Dataset entries
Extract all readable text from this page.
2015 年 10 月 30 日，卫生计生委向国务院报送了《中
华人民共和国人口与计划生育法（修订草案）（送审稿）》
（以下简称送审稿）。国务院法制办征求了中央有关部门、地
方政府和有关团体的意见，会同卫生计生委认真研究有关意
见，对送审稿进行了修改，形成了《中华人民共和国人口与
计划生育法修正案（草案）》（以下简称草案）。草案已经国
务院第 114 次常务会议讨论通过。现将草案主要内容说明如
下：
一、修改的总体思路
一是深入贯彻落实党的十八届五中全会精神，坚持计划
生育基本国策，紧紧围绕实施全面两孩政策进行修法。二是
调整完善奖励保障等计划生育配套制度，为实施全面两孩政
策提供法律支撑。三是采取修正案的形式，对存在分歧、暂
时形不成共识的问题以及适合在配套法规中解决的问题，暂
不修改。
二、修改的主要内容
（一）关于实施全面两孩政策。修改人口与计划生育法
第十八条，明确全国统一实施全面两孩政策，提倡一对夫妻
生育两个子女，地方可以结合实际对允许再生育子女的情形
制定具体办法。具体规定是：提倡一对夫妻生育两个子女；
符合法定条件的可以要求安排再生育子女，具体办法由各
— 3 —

WHAT NEEDS TO BE DONE
Transcribe all of the lines in the records precisely.

EXPECTED ANSWER
Extract all readable text from this page.
2015 年 10 月 30 日，卫生计生委向国务院报送了《中
华人民共和国人口与计划生育法（修订草案）（送审稿）》
（以下简称送审稿）。国务院法制办征求了中央有关部门、地
方政府和有关团体的意见，会同卫生计生委认真研究有关意
见，对送审稿进行了修改，形成了《中华人民共和国人口与
计划生育法修正案（草案）》（以下简称草案）。草案已经国
务院第 114 次常务会议讨论通过。现将草案主要内容说明如
下：
一、修改的总体思路
一是深入贯彻落实党的十八届五中全会精神，坚持计划
生育基本国策，紧紧围绕实施全面两孩政策进行修法。二是
调整完善奖励保障等计划生育配套制度，为实施全面两孩政
策提供法律支撑。三是采取修正案的形式，对存在分歧、暂
时形不成共识的问题以及适合在配套法规中解决的问题，暂
不修改。
二、修改的主要内容
（一）关于实施全面两孩政策。修改人口与计划生育法
第十八条，明确全国统一实施全面两孩政策，提倡一对夫妻
生育两个子女，地方可以结合实际对允许再生育子女的情形
制定具体办法。具体规定是：提倡一对夫妻生育两个子女；
符合法定条件的可以要求安排再生育子女，具体办法由各
— 3 —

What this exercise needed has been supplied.